#### [WHAT IS BEING ASKED]
Repeat verbatim the lines of the data below, beginning with the line containing "Read this page and output its text content." and continuing to the end.

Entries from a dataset
━━━━━━━━━━━━━━━━

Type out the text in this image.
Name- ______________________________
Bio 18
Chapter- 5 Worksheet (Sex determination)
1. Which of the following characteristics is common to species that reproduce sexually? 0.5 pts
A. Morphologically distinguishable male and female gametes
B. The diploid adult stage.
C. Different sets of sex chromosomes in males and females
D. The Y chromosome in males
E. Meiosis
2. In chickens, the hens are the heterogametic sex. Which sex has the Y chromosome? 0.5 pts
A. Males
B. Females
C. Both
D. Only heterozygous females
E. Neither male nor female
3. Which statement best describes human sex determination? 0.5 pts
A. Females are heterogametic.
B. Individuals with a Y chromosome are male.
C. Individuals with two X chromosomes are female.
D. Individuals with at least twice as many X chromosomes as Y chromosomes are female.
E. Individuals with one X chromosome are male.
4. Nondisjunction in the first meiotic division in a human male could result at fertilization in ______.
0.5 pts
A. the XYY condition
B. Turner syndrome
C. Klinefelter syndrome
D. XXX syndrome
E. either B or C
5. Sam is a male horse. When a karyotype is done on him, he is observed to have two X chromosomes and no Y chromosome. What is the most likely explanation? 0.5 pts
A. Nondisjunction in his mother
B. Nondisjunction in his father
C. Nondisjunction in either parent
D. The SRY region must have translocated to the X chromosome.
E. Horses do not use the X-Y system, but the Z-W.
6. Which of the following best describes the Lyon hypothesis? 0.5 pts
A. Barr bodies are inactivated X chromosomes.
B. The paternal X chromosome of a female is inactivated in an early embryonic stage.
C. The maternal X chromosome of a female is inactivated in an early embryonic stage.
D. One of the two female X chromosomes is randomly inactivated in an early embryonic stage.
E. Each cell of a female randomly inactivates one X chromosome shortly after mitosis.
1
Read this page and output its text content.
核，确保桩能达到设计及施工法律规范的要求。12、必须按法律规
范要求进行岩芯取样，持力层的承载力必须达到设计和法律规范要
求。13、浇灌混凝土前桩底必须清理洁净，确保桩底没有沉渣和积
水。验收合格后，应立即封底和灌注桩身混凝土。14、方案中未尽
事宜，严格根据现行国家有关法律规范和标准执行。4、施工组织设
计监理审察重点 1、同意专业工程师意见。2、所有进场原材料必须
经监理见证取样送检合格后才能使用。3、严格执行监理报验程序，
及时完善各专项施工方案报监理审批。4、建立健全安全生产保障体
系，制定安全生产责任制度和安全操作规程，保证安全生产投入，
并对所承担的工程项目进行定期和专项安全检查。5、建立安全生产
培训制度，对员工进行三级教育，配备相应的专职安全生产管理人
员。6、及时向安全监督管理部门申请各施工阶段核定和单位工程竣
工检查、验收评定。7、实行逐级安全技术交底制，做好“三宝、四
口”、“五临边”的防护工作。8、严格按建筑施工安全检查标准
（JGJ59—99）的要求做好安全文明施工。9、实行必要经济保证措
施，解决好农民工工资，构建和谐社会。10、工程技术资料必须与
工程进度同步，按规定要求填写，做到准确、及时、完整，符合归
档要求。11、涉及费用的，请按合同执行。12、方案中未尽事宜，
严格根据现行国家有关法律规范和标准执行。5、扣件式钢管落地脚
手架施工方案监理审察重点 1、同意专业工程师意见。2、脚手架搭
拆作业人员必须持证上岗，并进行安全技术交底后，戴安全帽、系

━━━━━━━━━━━━━━━━

#### [THE OUTPUT]
Read this page and output its text content.
核，确保桩能达到设计及施工法律规范的要求。12、必须按法律规
范要求进行岩芯取样，持力层的承载力必须达到设计和法律规范要
求。13、浇灌混凝土前桩底必须清理洁净，确保桩底没有沉渣和积
水。验收合格后，应立即封底和灌注桩身混凝土。14、方案中未尽
事宜，严格根据现行国家有关法律规范和标准执行。4、施工组织设
计监理审察重点 1、同意专业工程师意见。2、所有进场原材料必须
经监理见证取样送检合格后才能使用。3、严格执行监理报验程序，
及时完善各专项施工方案报监理审批。4、建立健全安全生产保障体
系，制定安全生产责任制度和安全操作规程，保证安全生产投入，
并对所承担的工程项目进行定期和专项安全检查。5、建立安全生产
培训制度，对员工进行三级教育，配备相应的专职安全生产管理人
员。6、及时向安全监督管理部门申请各施工阶段核定和单位工程竣
工检查、验收评定。7、实行逐级安全技术交底制，做好“三宝、四
口”、“五临边”的防护工作。8、严格按建筑施工安全检查标准
（JGJ59—99）的要求做好安全文明施工。9、实行必要经济保证措
施，解决好农民工工资，构建和谐社会。10、工程技术资料必须与
工程进度同步，按规定要求填写，做到准确、及时、完整，符合归
档要求。11、涉及费用的，请按合同执行。12、方案中未尽事宜，
严格根据现行国家有关法律规范和标准执行。5、扣件式钢管落地脚
手架施工方案监理审察重点 1、同意专业工程师意见。2、脚手架搭
拆作业人员必须持证上岗，并进行安全技术交底后，戴安全帽、系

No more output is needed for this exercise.